● RECORDED DATA
####

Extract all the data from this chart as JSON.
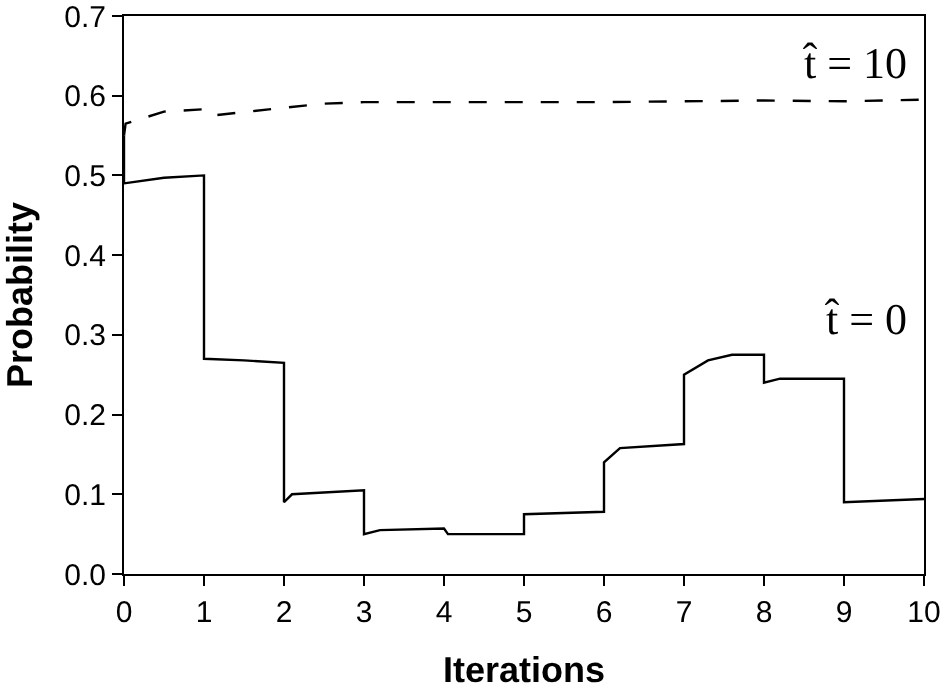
{
  "chart_data": {
    "type": "line",
    "xlabel": "Iterations",
    "ylabel": "Probability",
    "xlim": [
      0,
      10
    ],
    "ylim": [
      0,
      0.7
    ],
    "xticks": [
      0,
      1,
      2,
      3,
      4,
      5,
      6,
      7,
      8,
      9,
      10
    ],
    "yticks": [
      {
        "value": 0,
        "label": "0.0"
      },
      {
        "value": 0.1,
        "label": "0.1"
      },
      {
        "value": 0.2,
        "label": "0.2"
      },
      {
        "value": 0.3,
        "label": "0.3"
      },
      {
        "value": 0.4,
        "label": "0.4"
      },
      {
        "value": 0.5,
        "label": "0.5"
      },
      {
        "value": 0.6,
        "label": "0.6"
      },
      {
        "value": 0.7,
        "label": "0.7"
      }
    ],
    "grid": false,
    "legend": false,
    "marker": "none",
    "series": [
      {
        "name": "t̂ = 10",
        "color": "#000000",
        "line_style": "dashed",
        "x": [
          0,
          0.02,
          0.5,
          1,
          1.1,
          2,
          2.5,
          3,
          4,
          5,
          6,
          7,
          8,
          9,
          10
        ],
        "values": [
          0.55,
          0.565,
          0.58,
          0.583,
          0.575,
          0.585,
          0.59,
          0.592,
          0.592,
          0.592,
          0.592,
          0.593,
          0.594,
          0.593,
          0.595
        ]
      },
      {
        "name": "t̂ = 0",
        "color": "#000000",
        "line_style": "solid",
        "x": [
          0,
          0,
          0.5,
          1,
          1,
          1.5,
          2,
          2,
          2.1,
          3,
          3,
          3.2,
          4,
          4.05,
          5,
          5,
          6,
          6,
          6.2,
          7,
          7,
          7.3,
          7.6,
          8,
          8,
          8.2,
          9,
          9,
          10
        ],
        "values": [
          0.55,
          0.49,
          0.497,
          0.5,
          0.27,
          0.268,
          0.265,
          0.09,
          0.1,
          0.105,
          0.05,
          0.055,
          0.057,
          0.05,
          0.05,
          0.075,
          0.078,
          0.14,
          0.158,
          0.163,
          0.25,
          0.268,
          0.275,
          0.275,
          0.24,
          0.245,
          0.245,
          0.09,
          0.094
        ]
      }
    ]
  }
}
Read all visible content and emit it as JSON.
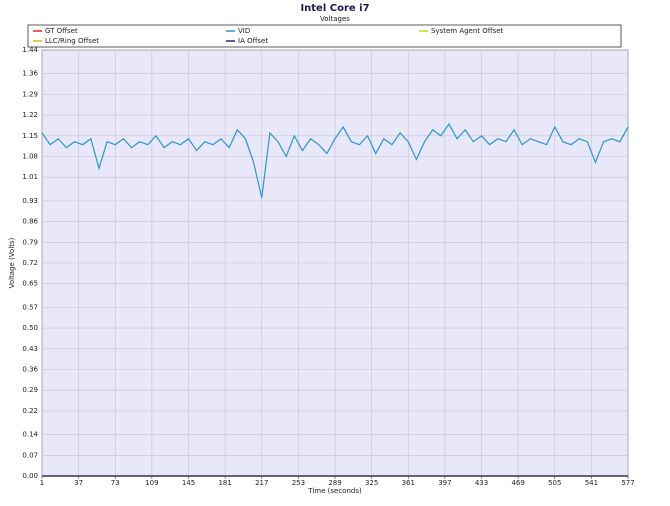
{
  "chart_data": {
    "type": "line",
    "title": "Intel Core i7",
    "subtitle": "Voltages",
    "x_label": "Time (seconds)",
    "y_label": "Voltage (Volts)",
    "x": [
      1,
      9,
      17,
      25,
      33,
      41,
      49,
      57,
      65,
      73,
      81,
      89,
      97,
      105,
      113,
      121,
      129,
      137,
      145,
      153,
      161,
      169,
      177,
      185,
      193,
      201,
      209,
      217,
      225,
      233,
      241,
      249,
      257,
      265,
      273,
      281,
      289,
      297,
      305,
      313,
      321,
      329,
      337,
      345,
      353,
      361,
      369,
      377,
      385,
      393,
      401,
      409,
      417,
      425,
      433,
      441,
      449,
      457,
      465,
      473,
      481,
      489,
      497,
      505,
      513,
      521,
      529,
      537,
      545,
      553,
      561,
      569,
      577
    ],
    "series": [
      {
        "name": "GT Offset",
        "color": "#e8231f",
        "values": [
          0,
          0,
          0,
          0,
          0,
          0,
          0,
          0,
          0,
          0,
          0,
          0,
          0,
          0,
          0,
          0,
          0,
          0,
          0,
          0,
          0,
          0,
          0,
          0,
          0,
          0,
          0,
          0,
          0,
          0,
          0,
          0,
          0,
          0,
          0,
          0,
          0,
          0,
          0,
          0,
          0,
          0,
          0,
          0,
          0,
          0,
          0,
          0,
          0,
          0,
          0,
          0,
          0,
          0,
          0,
          0,
          0,
          0,
          0,
          0,
          0,
          0,
          0,
          0,
          0,
          0,
          0,
          0,
          0,
          0,
          0,
          0,
          0
        ]
      },
      {
        "name": "VID",
        "color": "#2b95d3",
        "values": [
          1.16,
          1.12,
          1.14,
          1.11,
          1.13,
          1.12,
          1.14,
          1.04,
          1.13,
          1.12,
          1.14,
          1.11,
          1.13,
          1.12,
          1.15,
          1.11,
          1.13,
          1.12,
          1.14,
          1.1,
          1.13,
          1.12,
          1.14,
          1.11,
          1.17,
          1.14,
          1.06,
          0.94,
          1.16,
          1.13,
          1.08,
          1.15,
          1.1,
          1.14,
          1.12,
          1.09,
          1.14,
          1.18,
          1.13,
          1.12,
          1.15,
          1.09,
          1.14,
          1.12,
          1.16,
          1.13,
          1.07,
          1.13,
          1.17,
          1.15,
          1.19,
          1.14,
          1.17,
          1.13,
          1.15,
          1.12,
          1.14,
          1.13,
          1.17,
          1.12,
          1.14,
          1.13,
          1.12,
          1.18,
          1.13,
          1.12,
          1.14,
          1.13,
          1.06,
          1.13,
          1.14,
          1.13,
          1.18
        ]
      },
      {
        "name": "System Agent Offset",
        "color": "#c9d41a",
        "values": [
          0,
          0,
          0,
          0,
          0,
          0,
          0,
          0,
          0,
          0,
          0,
          0,
          0,
          0,
          0,
          0,
          0,
          0,
          0,
          0,
          0,
          0,
          0,
          0,
          0,
          0,
          0,
          0,
          0,
          0,
          0,
          0,
          0,
          0,
          0,
          0,
          0,
          0,
          0,
          0,
          0,
          0,
          0,
          0,
          0,
          0,
          0,
          0,
          0,
          0,
          0,
          0,
          0,
          0,
          0,
          0,
          0,
          0,
          0,
          0,
          0,
          0,
          0,
          0,
          0,
          0,
          0,
          0,
          0,
          0,
          0,
          0,
          0
        ]
      },
      {
        "name": "LLC/Ring Offset",
        "color": "#e2b21c",
        "values": [
          0,
          0,
          0,
          0,
          0,
          0,
          0,
          0,
          0,
          0,
          0,
          0,
          0,
          0,
          0,
          0,
          0,
          0,
          0,
          0,
          0,
          0,
          0,
          0,
          0,
          0,
          0,
          0,
          0,
          0,
          0,
          0,
          0,
          0,
          0,
          0,
          0,
          0,
          0,
          0,
          0,
          0,
          0,
          0,
          0,
          0,
          0,
          0,
          0,
          0,
          0,
          0,
          0,
          0,
          0,
          0,
          0,
          0,
          0,
          0,
          0,
          0,
          0,
          0,
          0,
          0,
          0,
          0,
          0,
          0,
          0,
          0,
          0
        ]
      },
      {
        "name": "IA Offset",
        "color": "#1c2a7a",
        "values": [
          0,
          0,
          0,
          0,
          0,
          0,
          0,
          0,
          0,
          0,
          0,
          0,
          0,
          0,
          0,
          0,
          0,
          0,
          0,
          0,
          0,
          0,
          0,
          0,
          0,
          0,
          0,
          0,
          0,
          0,
          0,
          0,
          0,
          0,
          0,
          0,
          0,
          0,
          0,
          0,
          0,
          0,
          0,
          0,
          0,
          0,
          0,
          0,
          0,
          0,
          0,
          0,
          0,
          0,
          0,
          0,
          0,
          0,
          0,
          0,
          0,
          0,
          0,
          0,
          0,
          0,
          0,
          0,
          0,
          0,
          0,
          0,
          0
        ]
      }
    ],
    "xlim": [
      1,
      577
    ],
    "xticks": [
      1,
      37,
      73,
      109,
      145,
      181,
      217,
      253,
      289,
      325,
      361,
      397,
      433,
      469,
      505,
      541,
      577
    ],
    "ylim": [
      0,
      1.44
    ],
    "yticks": [
      {
        "value": 0,
        "label": "0.00"
      },
      0.07,
      0.14,
      0.22,
      0.29,
      0.36,
      0.43,
      {
        "value": 0.5,
        "label": "0.50"
      },
      0.57,
      0.65,
      0.72,
      0.79,
      0.86,
      0.93,
      1.01,
      1.08,
      1.15,
      1.22,
      1.29,
      1.36,
      1.44
    ],
    "grid": true
  }
}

####

● REQUEST
Every line that holds the string "JSON" should be returned.

● RESULT OF THE EXERCISE
Extract all the data from this chart as JSON.
Read all visible content and emit it as JSON.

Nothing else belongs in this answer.